##### Items #####

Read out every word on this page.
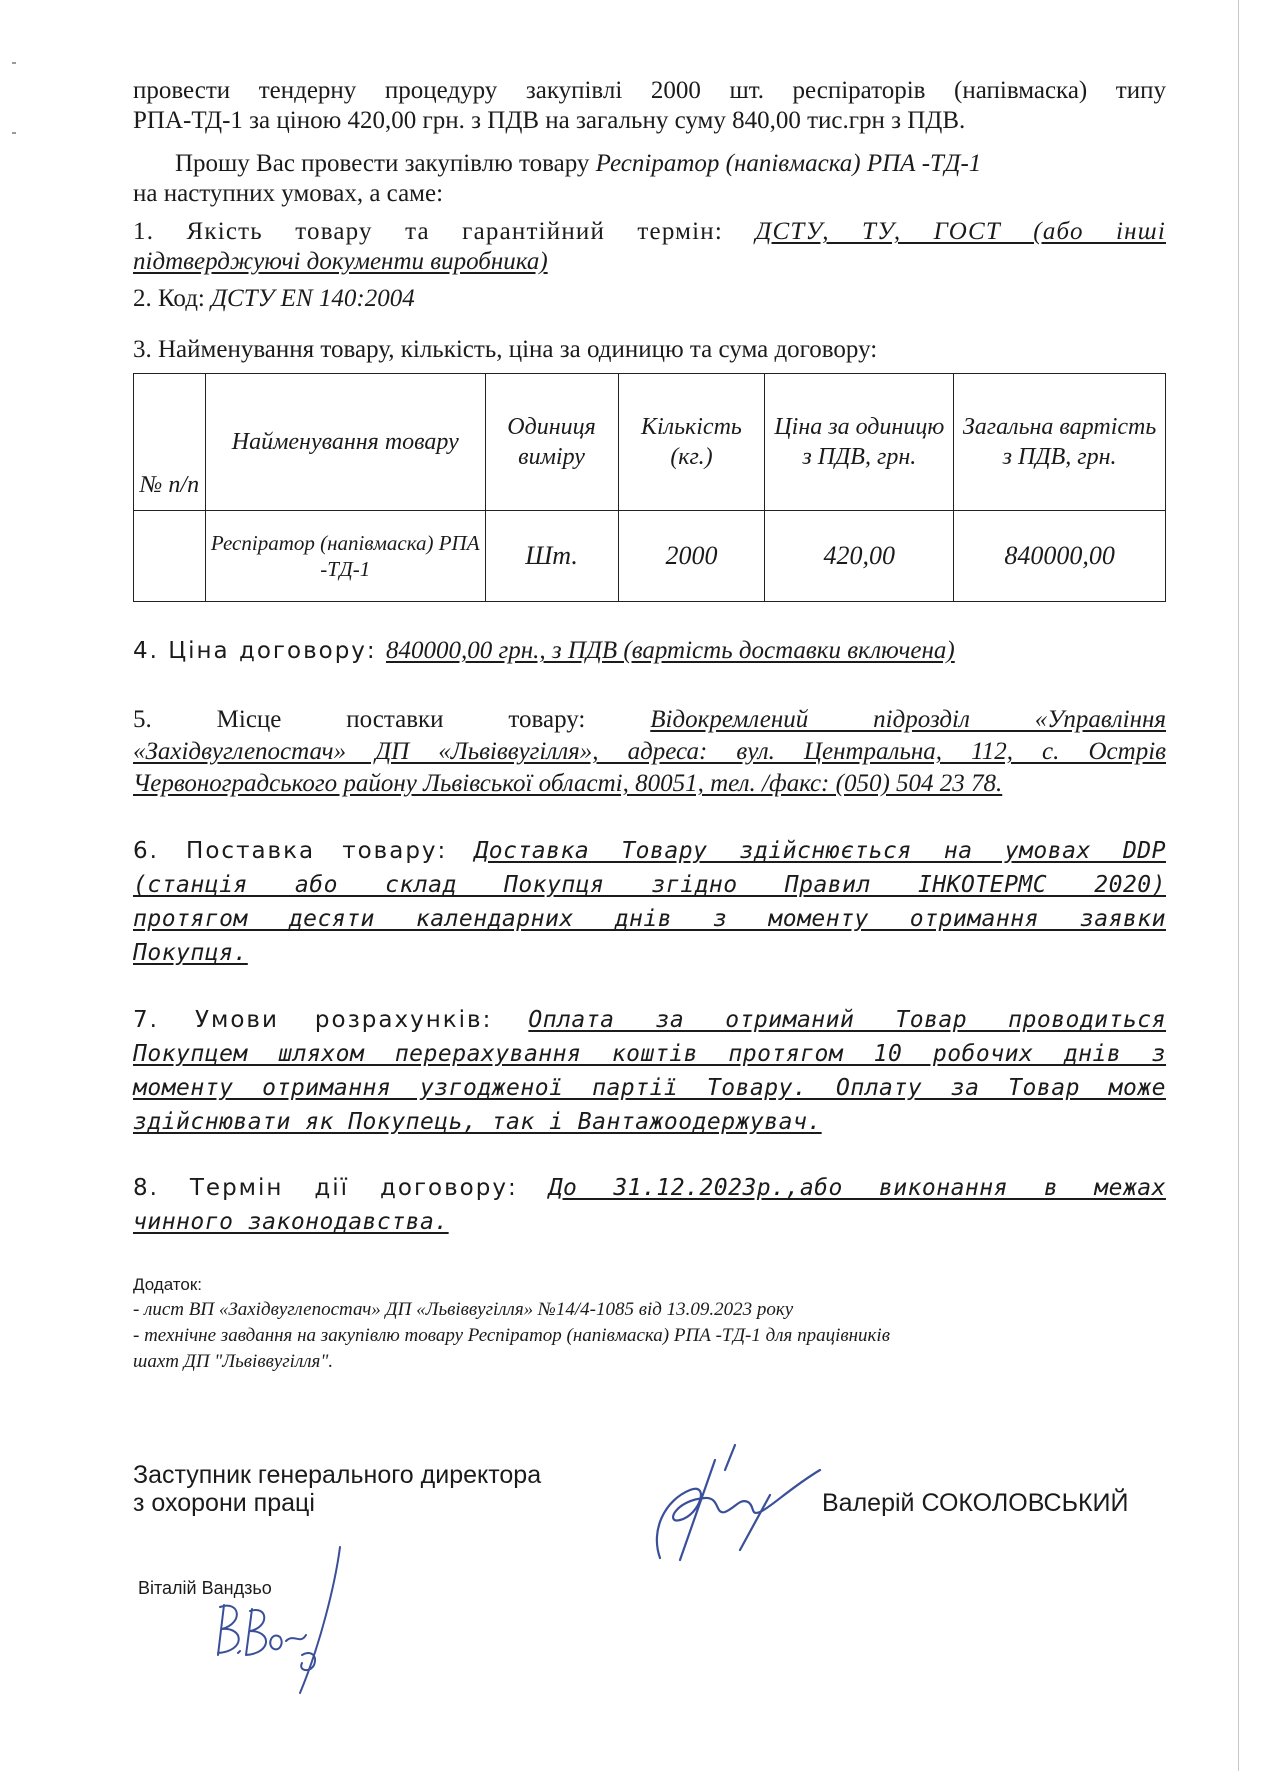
провести тендерну процедуру закупівлі 2000 шт. респіраторів (напівмаска) типу
РПА-ТД-1 за ціною 420,00 грн. з ПДВ на загальну суму 840,00 тис.грн з ПДВ.
Прошу Вас провести закупівлю товару Респіратор (напівмаска) РПА -ТД-1
на наступних умовах, а саме:
1. Якість товару та гарантійний термін: ДСТУ, ТУ, ГОСТ (або інші
підтверджуючі документи виробника)
2. Код: ДСТУ EN 140:2004
3. Найменування товару, кількість, ціна за одиницю та сума договору:
№ п/п	Найменування товару	Одиниця виміру	Кількість (кг.)	Ціна за одиницю з ПДВ, грн.	Загальна вартість з ПДВ, грн.
	Респіратор (напівмаска) РПА -ТД-1	Шт.	2000	420,00	840000,00
4. Ціна договору: 840000,00 грн., з ПДВ (вартість доставки включена)
5. Місце поставки товару: Відокремлений підрозділ «Управління
«Західвуглепостач» ДП «Львіввугілля», адреса: вул. Центральна, 112, с. Острів
Червоноградського району Львівської області, 80051, тел. /факс: (050) 504 23 78.
6. Поставка товару: Доставка Товару здійснюється на умовах DDP
(станція або склад Покупця згідно Правил ІНКОТЕРМС 2020)
протягом десяти календарних днів з моменту отримання заявки
Покупця.
7. Умови розрахунків: Оплата за отриманий Товар проводиться
Покупцем шляхом перерахування коштів протягом 10 робочих днів з
моменту отримання узгодженої партії Товару. Оплату за Товар може
здійснювати як Покупець, так і Вантажоодержувач.
8. Термін дії договору: До 31.12.2023р.,або виконання в межах
чинного законодавства.
Додаток:
- лист ВП «Західвуглепостач» ДП «Львіввугілля» №14/4-1085 від 13.09.2023 року
- технічне завдання на закупівлю товару Респіратор (напівмаска) РПА -ТД-1 для працівників
шахт ДП "Львіввугілля".
Заступник генерального директора
з охорони праці	Валерій СОКОЛОВСЬКИЙ
Віталій Вандзьо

#####

> _Direction_
Say how many lines of the data hold the string "моменту". Reply with the number alone.

> _Task result_
2